● **PROMPT**
Below is a listing. Gather each line of it that contains "Hold".

● **LISTED RECORDS**
☆ ☆ ☆ ☆ ☆ ☆ ☆

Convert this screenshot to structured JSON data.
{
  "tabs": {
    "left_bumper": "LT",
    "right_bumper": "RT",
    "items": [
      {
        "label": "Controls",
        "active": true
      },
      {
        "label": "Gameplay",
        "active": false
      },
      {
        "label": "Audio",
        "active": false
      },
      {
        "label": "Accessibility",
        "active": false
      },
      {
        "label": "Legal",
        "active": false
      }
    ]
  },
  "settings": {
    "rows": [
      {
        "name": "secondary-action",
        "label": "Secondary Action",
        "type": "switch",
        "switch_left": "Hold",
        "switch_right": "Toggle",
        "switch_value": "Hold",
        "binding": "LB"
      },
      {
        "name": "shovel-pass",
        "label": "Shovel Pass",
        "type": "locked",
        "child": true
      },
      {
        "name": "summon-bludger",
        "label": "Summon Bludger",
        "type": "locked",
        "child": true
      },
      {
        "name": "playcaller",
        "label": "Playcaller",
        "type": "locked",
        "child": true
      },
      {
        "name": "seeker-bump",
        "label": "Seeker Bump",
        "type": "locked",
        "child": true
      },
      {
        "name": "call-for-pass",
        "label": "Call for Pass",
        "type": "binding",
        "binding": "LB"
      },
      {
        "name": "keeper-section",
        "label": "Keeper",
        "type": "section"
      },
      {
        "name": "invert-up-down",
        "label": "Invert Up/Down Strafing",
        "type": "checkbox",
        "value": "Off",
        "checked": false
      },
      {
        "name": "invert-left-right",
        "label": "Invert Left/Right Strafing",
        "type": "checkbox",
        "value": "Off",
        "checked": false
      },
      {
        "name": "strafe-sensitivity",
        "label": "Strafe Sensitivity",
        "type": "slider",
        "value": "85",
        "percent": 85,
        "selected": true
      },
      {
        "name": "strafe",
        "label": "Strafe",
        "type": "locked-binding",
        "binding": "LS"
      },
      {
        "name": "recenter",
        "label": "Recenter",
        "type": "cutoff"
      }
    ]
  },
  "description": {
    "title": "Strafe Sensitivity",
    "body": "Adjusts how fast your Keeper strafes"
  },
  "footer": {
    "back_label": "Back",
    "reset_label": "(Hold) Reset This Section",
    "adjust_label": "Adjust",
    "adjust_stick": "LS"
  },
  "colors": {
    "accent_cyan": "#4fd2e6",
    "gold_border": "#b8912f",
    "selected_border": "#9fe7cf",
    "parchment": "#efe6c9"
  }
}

☆ ☆ ☆ ☆ ☆ ☆ ☆

● **ANSWER TO THE TASK**
        "switch_left": "Hold",
        "switch_value": "Hold",
    "reset_label": "(Hold) Reset This Section",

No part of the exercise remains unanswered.